▶ **Task requirements**
Take the material below and write it all out again exactly.

▶ **Excerpted data**
::::::

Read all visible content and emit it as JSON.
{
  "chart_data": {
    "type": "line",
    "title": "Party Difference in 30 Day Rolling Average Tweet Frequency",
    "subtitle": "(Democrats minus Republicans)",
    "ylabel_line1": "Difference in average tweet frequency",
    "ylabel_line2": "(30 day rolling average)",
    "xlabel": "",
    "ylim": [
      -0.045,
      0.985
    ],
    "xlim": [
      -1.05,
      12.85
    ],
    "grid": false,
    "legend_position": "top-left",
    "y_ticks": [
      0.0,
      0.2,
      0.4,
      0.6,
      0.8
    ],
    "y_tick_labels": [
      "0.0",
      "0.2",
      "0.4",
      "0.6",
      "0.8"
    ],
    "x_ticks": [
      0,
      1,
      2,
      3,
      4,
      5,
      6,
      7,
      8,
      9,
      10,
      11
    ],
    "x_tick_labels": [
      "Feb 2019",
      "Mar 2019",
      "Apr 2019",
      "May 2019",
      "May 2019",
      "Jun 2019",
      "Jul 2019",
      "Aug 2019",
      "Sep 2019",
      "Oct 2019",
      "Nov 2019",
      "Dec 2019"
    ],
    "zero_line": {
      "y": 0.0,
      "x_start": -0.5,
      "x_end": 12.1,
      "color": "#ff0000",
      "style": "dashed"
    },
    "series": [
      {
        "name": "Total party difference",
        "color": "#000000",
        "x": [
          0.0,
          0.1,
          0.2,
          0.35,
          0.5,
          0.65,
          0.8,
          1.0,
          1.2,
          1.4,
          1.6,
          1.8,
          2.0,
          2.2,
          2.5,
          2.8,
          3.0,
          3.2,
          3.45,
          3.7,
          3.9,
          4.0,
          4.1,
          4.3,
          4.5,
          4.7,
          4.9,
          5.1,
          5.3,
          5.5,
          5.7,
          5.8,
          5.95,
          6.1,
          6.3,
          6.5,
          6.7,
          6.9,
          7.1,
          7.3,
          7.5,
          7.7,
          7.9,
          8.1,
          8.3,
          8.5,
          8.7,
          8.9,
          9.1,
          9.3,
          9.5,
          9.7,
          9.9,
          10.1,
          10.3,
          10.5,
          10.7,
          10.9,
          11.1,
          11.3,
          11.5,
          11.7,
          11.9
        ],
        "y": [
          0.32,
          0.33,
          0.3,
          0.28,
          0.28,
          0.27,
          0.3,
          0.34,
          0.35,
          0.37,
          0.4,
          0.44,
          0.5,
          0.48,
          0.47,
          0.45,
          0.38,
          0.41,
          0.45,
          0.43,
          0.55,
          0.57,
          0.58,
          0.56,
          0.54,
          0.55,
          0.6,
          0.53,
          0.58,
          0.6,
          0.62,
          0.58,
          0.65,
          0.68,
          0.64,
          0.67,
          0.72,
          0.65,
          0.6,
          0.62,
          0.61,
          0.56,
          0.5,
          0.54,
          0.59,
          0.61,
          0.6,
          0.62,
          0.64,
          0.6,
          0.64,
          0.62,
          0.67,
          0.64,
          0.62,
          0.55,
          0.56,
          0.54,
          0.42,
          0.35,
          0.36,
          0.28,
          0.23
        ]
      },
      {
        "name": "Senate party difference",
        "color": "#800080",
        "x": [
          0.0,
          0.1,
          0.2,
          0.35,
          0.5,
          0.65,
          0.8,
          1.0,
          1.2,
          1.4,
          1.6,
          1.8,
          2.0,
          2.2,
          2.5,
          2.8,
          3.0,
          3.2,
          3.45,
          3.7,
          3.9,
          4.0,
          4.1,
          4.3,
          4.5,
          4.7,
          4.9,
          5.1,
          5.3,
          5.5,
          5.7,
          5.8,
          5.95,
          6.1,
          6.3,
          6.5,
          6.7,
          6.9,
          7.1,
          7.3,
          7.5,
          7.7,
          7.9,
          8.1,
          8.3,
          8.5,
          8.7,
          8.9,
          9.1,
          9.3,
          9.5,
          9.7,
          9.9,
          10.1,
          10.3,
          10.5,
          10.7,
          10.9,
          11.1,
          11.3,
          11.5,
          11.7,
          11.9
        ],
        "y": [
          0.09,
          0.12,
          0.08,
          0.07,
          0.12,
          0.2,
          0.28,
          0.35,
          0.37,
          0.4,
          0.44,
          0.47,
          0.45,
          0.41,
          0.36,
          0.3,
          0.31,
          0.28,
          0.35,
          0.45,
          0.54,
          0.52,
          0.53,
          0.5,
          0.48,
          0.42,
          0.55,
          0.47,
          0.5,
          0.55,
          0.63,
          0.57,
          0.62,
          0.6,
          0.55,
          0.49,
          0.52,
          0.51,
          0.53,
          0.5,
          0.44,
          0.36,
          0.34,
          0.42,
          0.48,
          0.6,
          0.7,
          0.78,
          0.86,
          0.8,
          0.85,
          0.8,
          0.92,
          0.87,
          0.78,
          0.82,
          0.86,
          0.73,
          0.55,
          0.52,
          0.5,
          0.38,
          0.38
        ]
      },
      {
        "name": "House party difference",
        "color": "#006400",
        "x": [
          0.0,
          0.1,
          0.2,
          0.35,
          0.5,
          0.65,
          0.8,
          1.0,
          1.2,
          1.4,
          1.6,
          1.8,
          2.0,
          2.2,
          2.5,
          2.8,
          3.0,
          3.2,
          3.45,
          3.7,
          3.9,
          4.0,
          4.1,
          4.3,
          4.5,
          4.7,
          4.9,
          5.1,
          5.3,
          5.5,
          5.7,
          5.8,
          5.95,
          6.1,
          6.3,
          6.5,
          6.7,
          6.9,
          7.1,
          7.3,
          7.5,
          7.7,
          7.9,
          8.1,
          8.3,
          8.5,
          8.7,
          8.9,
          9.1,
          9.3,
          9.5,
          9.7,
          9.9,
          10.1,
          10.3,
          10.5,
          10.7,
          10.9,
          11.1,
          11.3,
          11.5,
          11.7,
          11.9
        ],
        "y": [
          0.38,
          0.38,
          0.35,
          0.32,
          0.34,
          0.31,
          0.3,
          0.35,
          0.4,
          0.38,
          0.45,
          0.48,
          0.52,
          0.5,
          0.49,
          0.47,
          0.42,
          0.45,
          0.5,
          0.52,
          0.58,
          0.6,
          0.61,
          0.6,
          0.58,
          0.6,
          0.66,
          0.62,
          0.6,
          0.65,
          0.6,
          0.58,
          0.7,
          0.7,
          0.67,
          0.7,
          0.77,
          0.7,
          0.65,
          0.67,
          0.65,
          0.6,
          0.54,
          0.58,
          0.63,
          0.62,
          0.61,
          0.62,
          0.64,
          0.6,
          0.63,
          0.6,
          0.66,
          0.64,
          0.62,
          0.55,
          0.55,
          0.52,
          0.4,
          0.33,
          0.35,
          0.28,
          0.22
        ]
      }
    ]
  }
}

::::::

▶ **Answer to this problem**
Read all visible content and emit it as JSON.
{
  "chart_data": {
    "type": "line",
    "title": "Party Difference in 30 Day Rolling Average Tweet Frequency",
    "subtitle": "(Democrats minus Republicans)",
    "ylabel_line1": "Difference in average tweet frequency",
    "ylabel_line2": "(30 day rolling average)",
    "xlabel": "",
    "ylim": [
      -0.045,
      0.985
    ],
    "xlim": [
      -1.05,
      12.85
    ],
    "grid": false,
    "legend_position": "top-left",
    "y_ticks": [
      0.0,
      0.2,
      0.4,
      0.6,
      0.8
    ],
    "y_tick_labels": [
      "0.0",
      "0.2",
      "0.4",
      "0.6",
      "0.8"
    ],
    "x_ticks": [
      0,
      1,
      2,
      3,
      4,
      5,
      6,
      7,
      8,
      9,
      10,
      11
    ],
    "x_tick_labels": [
      "Feb 2019",
      "Mar 2019",
      "Apr 2019",
      "May 2019",
      "May 2019",
      "Jun 2019",
      "Jul 2019",
      "Aug 2019",
      "Sep 2019",
      "Oct 2019",
      "Nov 2019",
      "Dec 2019"
    ],
    "zero_line": {
      "y": 0.0,
      "x_start": -0.5,
      "x_end": 12.1,
      "color": "#ff0000",
      "style": "dashed"
    },
    "series": [
      {
        "name": "Total party difference",
        "color": "#000000",
        "x": [
          0.0,
          0.1,
          0.2,
          0.35,
          0.5,
          0.65,
          0.8,
          1.0,
          1.2,
          1.4,
          1.6,
          1.8,
          2.0,
          2.2,
          2.5,
          2.8,
          3.0,
          3.2,
          3.45,
          3.7,
          3.9,
          4.0,
          4.1,
          4.3,
          4.5,
          4.7,
          4.9,
          5.1,
          5.3,
          5.5,
          5.7,
          5.8,
          5.95,
          6.1,
          6.3,
          6.5,
          6.7,
          6.9,
          7.1,
          7.3,
          7.5,
          7.7,
          7.9,
          8.1,
          8.3,
          8.5,
          8.7,
          8.9,
          9.1,
          9.3,
          9.5,
          9.7,
          9.9,
          10.1,
          10.3,
          10.5,
          10.7,
          10.9,
          11.1,
          11.3,
          11.5,
          11.7,
          11.9
        ],
        "y": [
          0.32,
          0.33,
          0.3,
          0.28,
          0.28,
          0.27,
          0.3,
          0.34,
          0.35,
          0.37,
          0.4,
          0.44,
          0.5,
          0.48,
          0.47,
          0.45,
          0.38,
          0.41,
          0.45,
          0.43,
          0.55,
          0.57,
          0.58,
          0.56,
          0.54,
          0.55,
          0.6,
          0.53,
          0.58,
          0.6,
          0.62,
          0.58,
          0.65,
          0.68,
          0.64,
          0.67,
          0.72,
          0.65,
          0.6,
          0.62,
          0.61,
          0.56,
          0.5,
          0.54,
          0.59,
          0.61,
          0.6,
          0.62,
          0.64,
          0.6,
          0.64,
          0.62,
          0.67,
          0.64,
          0.62,
          0.55,
          0.56,
          0.54,
          0.42,
          0.35,
          0.36,
          0.28,
          0.23
        ]
      },
      {
        "name": "Senate party difference",
        "color": "#800080",
        "x": [
          0.0,
          0.1,
          0.2,
          0.35,
          0.5,
          0.65,
          0.8,
          1.0,
          1.2,
          1.4,
          1.6,
          1.8,
          2.0,
          2.2,
          2.5,
          2.8,
          3.0,
          3.2,
          3.45,
          3.7,
          3.9,
          4.0,
          4.1,
          4.3,
          4.5,
          4.7,
          4.9,
          5.1,
          5.3,
          5.5,
          5.7,
          5.8,
          5.95,
          6.1,
          6.3,
          6.5,
          6.7,
          6.9,
          7.1,
          7.3,
          7.5,
          7.7,
          7.9,
          8.1,
          8.3,
          8.5,
          8.7,
          8.9,
          9.1,
          9.3,
          9.5,
          9.7,
          9.9,
          10.1,
          10.3,
          10.5,
          10.7,
          10.9,
          11.1,
          11.3,
          11.5,
          11.7,
          11.9
        ],
        "y": [
          0.09,
          0.12,
          0.08,
          0.07,
          0.12,
          0.2,
          0.28,
          0.35,
          0.37,
          0.4,
          0.44,
          0.47,
          0.45,
          0.41,
          0.36,
          0.3,
          0.31,
          0.28,
          0.35,
          0.45,
          0.54,
          0.52,
          0.53,
          0.5,
          0.48,
          0.42,
          0.55,
          0.47,
          0.5,
          0.55,
          0.63,
          0.57,
          0.62,
          0.6,
          0.55,
          0.49,
          0.52,
          0.51,
          0.53,
          0.5,
          0.44,
          0.36,
          0.34,
          0.42,
          0.48,
          0.6,
          0.7,
          0.78,
          0.86,
          0.8,
          0.85,
          0.8,
          0.92,
          0.87,
          0.78,
          0.82,
          0.86,
          0.73,
          0.55,
          0.52,
          0.5,
          0.38,
          0.38
        ]
      },
      {
        "name": "House party difference",
        "color": "#006400",
        "x": [
          0.0,
          0.1,
          0.2,
          0.35,
          0.5,
          0.65,
          0.8,
          1.0,
          1.2,
          1.4,
          1.6,
          1.8,
          2.0,
          2.2,
          2.5,
          2.8,
          3.0,
          3.2,
          3.45,
          3.7,
          3.9,
          4.0,
          4.1,
          4.3,
          4.5,
          4.7,
          4.9,
          5.1,
          5.3,
          5.5,
          5.7,
          5.8,
          5.95,
          6.1,
          6.3,
          6.5,
          6.7,
          6.9,
          7.1,
          7.3,
          7.5,
          7.7,
          7.9,
          8.1,
          8.3,
          8.5,
          8.7,
          8.9,
          9.1,
          9.3,
          9.5,
          9.7,
          9.9,
          10.1,
          10.3,
          10.5,
          10.7,
          10.9,
          11.1,
          11.3,
          11.5,
          11.7,
          11.9
        ],
        "y": [
          0.38,
          0.38,
          0.35,
          0.32,
          0.34,
          0.31,
          0.3,
          0.35,
          0.4,
          0.38,
          0.45,
          0.48,
          0.52,
          0.5,
          0.49,
          0.47,
          0.42,
          0.45,
          0.5,
          0.52,
          0.58,
          0.6,
          0.61,
          0.6,
          0.58,
          0.6,
          0.66,
          0.62,
          0.6,
          0.65,
          0.6,
          0.58,
          0.7,
          0.7,
          0.67,
          0.7,
          0.77,
          0.7,
          0.65,
          0.67,
          0.65,
          0.6,
          0.54,
          0.58,
          0.63,
          0.62,
          0.61,
          0.62,
          0.64,
          0.6,
          0.63,
          0.6,
          0.66,
          0.64,
          0.62,
          0.55,
          0.55,
          0.52,
          0.4,
          0.33,
          0.35,
          0.28,
          0.22
        ]
      }
    ]
  }
}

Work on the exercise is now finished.